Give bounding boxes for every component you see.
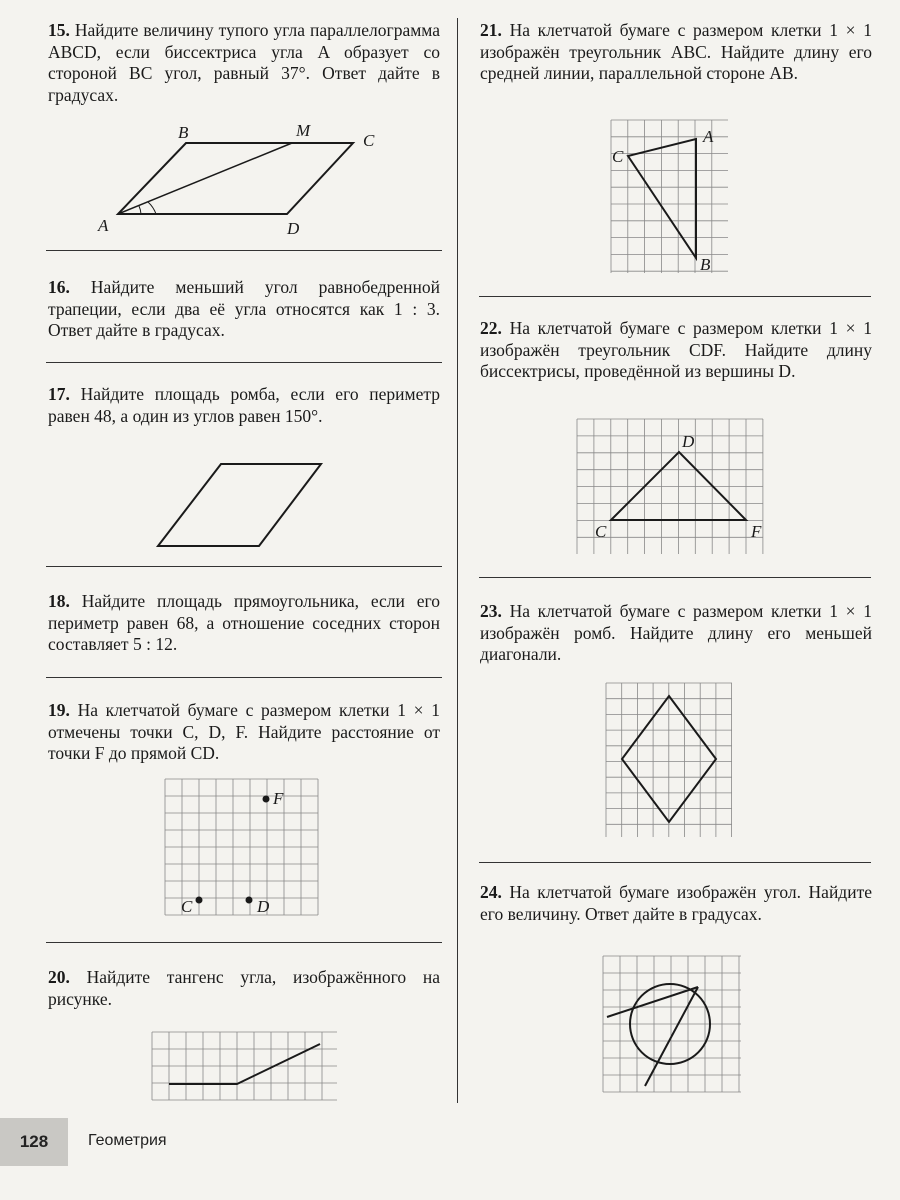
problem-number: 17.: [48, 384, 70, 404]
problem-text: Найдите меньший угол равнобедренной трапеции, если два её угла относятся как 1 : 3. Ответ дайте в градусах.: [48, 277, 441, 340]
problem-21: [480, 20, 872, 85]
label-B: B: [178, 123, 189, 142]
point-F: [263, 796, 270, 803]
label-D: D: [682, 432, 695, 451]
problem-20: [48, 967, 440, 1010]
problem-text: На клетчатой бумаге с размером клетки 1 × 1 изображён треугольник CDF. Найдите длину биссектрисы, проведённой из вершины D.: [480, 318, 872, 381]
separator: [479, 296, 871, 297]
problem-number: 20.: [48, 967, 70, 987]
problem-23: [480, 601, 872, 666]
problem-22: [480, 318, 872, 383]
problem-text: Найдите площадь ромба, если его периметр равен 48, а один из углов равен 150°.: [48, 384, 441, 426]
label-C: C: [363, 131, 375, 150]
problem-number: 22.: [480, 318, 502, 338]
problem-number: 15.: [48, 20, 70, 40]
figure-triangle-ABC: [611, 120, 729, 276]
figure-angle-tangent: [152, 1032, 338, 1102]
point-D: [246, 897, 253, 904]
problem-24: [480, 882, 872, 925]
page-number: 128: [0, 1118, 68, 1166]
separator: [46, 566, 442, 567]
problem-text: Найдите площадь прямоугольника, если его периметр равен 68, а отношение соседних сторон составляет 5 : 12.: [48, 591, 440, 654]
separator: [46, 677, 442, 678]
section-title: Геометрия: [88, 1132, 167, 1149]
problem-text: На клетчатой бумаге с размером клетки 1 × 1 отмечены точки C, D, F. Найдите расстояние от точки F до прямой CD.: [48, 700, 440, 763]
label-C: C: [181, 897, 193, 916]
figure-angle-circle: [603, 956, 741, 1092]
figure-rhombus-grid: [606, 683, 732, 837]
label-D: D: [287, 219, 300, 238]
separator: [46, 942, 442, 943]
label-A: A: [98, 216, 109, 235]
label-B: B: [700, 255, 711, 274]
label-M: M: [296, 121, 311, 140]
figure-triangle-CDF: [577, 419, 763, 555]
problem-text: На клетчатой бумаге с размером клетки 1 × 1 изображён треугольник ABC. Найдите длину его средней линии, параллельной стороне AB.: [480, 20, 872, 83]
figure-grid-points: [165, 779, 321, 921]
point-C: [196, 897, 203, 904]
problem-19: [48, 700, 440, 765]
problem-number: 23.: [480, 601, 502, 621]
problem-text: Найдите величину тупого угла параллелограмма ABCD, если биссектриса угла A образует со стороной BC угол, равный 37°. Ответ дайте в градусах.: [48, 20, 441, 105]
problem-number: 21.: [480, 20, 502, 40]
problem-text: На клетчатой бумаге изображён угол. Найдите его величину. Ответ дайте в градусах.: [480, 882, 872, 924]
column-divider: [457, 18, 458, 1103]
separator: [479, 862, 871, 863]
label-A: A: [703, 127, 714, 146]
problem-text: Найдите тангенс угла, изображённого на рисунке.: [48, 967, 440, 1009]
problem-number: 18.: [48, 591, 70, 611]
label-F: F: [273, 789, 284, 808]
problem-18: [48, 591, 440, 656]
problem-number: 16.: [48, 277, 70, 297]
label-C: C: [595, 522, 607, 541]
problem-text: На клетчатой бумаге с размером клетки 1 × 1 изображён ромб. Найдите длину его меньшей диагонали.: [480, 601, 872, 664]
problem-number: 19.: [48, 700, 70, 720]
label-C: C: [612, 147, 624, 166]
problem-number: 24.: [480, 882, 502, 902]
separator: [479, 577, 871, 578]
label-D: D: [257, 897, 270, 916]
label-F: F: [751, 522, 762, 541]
- - -
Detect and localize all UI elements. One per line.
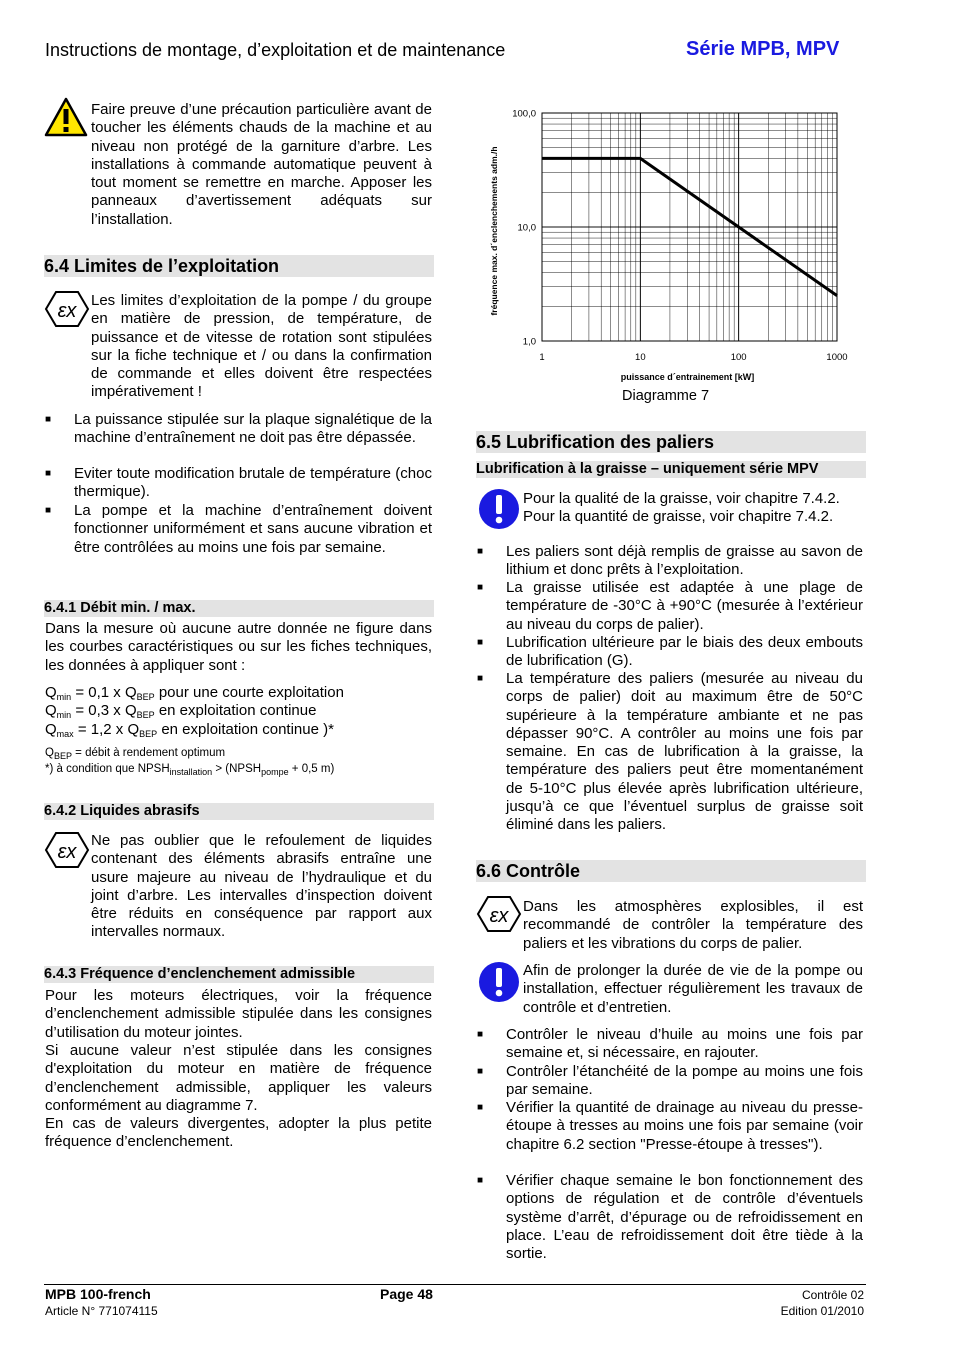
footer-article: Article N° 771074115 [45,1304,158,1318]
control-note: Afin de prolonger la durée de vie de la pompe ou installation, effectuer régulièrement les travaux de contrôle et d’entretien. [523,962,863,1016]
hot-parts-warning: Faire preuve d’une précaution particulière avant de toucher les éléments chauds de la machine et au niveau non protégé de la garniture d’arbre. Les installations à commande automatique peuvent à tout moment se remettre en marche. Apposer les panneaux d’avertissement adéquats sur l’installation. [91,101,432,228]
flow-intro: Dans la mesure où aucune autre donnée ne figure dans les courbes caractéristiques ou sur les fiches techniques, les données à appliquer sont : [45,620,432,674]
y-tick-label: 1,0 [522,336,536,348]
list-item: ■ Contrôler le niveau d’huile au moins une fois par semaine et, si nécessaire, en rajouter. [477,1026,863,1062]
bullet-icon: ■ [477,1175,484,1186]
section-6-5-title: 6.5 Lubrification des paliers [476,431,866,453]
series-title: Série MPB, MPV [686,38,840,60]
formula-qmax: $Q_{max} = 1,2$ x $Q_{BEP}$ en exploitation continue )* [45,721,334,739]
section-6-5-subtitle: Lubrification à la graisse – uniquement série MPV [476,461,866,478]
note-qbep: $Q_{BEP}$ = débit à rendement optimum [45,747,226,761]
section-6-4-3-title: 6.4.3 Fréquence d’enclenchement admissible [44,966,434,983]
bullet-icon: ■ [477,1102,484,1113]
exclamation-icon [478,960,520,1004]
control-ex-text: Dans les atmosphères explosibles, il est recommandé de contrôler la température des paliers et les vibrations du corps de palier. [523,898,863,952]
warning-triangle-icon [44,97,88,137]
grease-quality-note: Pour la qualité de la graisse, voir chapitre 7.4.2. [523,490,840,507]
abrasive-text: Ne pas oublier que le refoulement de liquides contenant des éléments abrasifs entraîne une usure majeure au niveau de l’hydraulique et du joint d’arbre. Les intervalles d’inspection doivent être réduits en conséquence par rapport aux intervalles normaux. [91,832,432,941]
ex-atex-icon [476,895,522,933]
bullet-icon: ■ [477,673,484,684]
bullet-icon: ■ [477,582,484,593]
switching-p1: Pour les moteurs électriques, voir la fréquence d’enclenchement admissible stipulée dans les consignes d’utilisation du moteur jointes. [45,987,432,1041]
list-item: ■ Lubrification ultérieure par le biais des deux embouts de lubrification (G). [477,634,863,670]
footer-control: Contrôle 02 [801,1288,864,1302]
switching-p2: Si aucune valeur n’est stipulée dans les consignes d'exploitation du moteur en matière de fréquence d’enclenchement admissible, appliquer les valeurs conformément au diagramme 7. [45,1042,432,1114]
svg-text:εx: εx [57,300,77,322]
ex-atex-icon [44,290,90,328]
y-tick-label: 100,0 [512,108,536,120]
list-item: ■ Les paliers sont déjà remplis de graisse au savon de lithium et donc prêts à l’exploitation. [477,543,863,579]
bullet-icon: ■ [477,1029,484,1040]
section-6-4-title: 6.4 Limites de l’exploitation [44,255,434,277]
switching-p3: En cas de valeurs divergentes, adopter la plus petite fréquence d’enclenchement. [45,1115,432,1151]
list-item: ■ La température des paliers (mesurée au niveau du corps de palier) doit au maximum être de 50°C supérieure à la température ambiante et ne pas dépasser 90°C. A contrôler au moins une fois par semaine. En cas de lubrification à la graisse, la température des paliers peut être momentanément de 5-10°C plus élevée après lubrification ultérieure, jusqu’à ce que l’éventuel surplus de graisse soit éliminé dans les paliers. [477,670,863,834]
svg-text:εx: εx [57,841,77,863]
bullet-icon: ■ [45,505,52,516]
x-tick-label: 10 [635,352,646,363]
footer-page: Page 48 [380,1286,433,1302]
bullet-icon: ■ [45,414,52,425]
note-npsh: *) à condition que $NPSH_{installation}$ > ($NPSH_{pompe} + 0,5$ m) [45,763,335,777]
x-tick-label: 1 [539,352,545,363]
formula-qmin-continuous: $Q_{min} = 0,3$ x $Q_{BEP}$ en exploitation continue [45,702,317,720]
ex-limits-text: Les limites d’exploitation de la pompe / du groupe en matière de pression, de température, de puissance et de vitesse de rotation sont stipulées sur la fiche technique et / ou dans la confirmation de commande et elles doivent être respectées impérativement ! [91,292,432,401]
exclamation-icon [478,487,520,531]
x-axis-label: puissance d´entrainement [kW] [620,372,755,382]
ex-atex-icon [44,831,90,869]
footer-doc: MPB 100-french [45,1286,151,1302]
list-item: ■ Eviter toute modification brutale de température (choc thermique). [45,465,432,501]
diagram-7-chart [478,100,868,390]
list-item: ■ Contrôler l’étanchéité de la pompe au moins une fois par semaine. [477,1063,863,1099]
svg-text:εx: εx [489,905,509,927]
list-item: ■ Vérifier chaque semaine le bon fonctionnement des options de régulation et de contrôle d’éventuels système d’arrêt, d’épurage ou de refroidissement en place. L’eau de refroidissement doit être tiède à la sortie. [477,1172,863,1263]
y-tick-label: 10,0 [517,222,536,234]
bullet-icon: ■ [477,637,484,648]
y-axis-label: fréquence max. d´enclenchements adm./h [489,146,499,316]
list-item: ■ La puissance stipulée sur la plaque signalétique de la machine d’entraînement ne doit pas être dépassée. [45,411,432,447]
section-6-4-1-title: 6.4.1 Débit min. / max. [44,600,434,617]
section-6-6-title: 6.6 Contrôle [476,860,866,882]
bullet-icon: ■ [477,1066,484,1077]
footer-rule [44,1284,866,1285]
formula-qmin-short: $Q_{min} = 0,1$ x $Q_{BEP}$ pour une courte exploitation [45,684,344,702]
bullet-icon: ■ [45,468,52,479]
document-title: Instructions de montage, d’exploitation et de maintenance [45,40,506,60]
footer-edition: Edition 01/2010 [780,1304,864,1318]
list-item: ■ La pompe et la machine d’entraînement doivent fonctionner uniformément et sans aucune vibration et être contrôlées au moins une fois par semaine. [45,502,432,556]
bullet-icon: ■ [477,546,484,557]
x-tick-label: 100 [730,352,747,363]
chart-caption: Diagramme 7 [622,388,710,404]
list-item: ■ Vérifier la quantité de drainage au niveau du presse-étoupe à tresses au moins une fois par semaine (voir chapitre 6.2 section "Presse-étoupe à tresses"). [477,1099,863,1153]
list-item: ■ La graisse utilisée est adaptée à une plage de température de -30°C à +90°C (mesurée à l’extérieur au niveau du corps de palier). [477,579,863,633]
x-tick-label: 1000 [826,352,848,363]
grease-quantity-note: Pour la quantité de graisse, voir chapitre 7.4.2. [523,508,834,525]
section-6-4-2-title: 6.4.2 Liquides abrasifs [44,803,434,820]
- - -
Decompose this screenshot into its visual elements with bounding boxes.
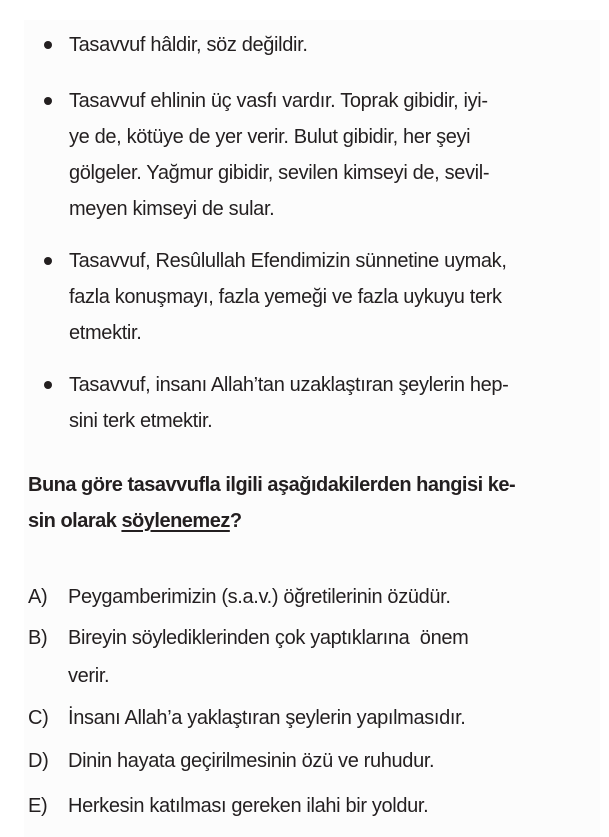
- - -
_Exercise objective_:
Duplicate the lines beginning with the one containing "Give bounding boxes" and continuing through the one containing "problem-22: [480, 318, 872, 383]", and leave the pictures out of your answer.

_Written reply_:
Give bounding boxes for every component you see.
problem-number: 17.: [48, 384, 70, 404]
problem-text: Найдите меньший угол равнобедренной трапеции, если два её угла относятся как 1 : 3. Ответ дайте в градусах.: [48, 277, 441, 340]
problem-21: [480, 20, 872, 85]
label-B: B: [178, 123, 189, 142]
point-F: [263, 796, 270, 803]
label-D: D: [682, 432, 695, 451]
problem-20: [48, 967, 440, 1010]
problem-text: На клетчатой бумаге с размером клетки 1 × 1 изображён треугольник CDF. Найдите длину биссектрисы, проведённой из вершины D.: [480, 318, 872, 381]
separator: [479, 296, 871, 297]
problem-number: 20.: [48, 967, 70, 987]
problem-23: [480, 601, 872, 666]
problem-22: [480, 318, 872, 383]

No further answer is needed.